EXERCISE DIRECTIONS
Print each line exactly as it is given.

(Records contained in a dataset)
************
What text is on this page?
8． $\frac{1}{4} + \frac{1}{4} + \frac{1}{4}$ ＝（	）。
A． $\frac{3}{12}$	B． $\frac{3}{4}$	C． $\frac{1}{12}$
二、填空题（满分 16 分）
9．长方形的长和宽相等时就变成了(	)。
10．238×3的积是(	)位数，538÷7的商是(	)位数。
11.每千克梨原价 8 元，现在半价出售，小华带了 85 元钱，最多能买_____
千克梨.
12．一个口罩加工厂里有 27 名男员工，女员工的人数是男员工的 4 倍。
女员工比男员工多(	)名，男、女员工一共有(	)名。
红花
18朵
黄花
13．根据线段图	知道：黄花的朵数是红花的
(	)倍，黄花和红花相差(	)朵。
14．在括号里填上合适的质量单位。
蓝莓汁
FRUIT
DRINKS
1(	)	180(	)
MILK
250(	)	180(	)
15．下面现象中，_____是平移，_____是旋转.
************
OUTPUT OF THE EXERCISE
What text is on this page?
8． $\frac{1}{4} + \frac{1}{4} + \frac{1}{4}$ ＝（	）。
A． $\frac{3}{12}$	B． $\frac{3}{4}$	C． $\frac{1}{12}$
二、填空题（满分 16 分）
9．长方形的长和宽相等时就变成了(	)。
10．238×3的积是(	)位数，538÷7的商是(	)位数。
11.每千克梨原价 8 元，现在半价出售，小华带了 85 元钱，最多能买_____
千克梨.
12．一个口罩加工厂里有 27 名男员工，女员工的人数是男员工的 4 倍。
女员工比男员工多(	)名，男、女员工一共有(	)名。
红花
18朵
黄花
13．根据线段图	知道：黄花的朵数是红花的
(	)倍，黄花和红花相差(	)朵。
14．在括号里填上合适的质量单位。
蓝莓汁
FRUIT
DRINKS
1(	)	180(	)
MILK
250(	)	180(	)
15．下面现象中，_____是平移，_____是旋转.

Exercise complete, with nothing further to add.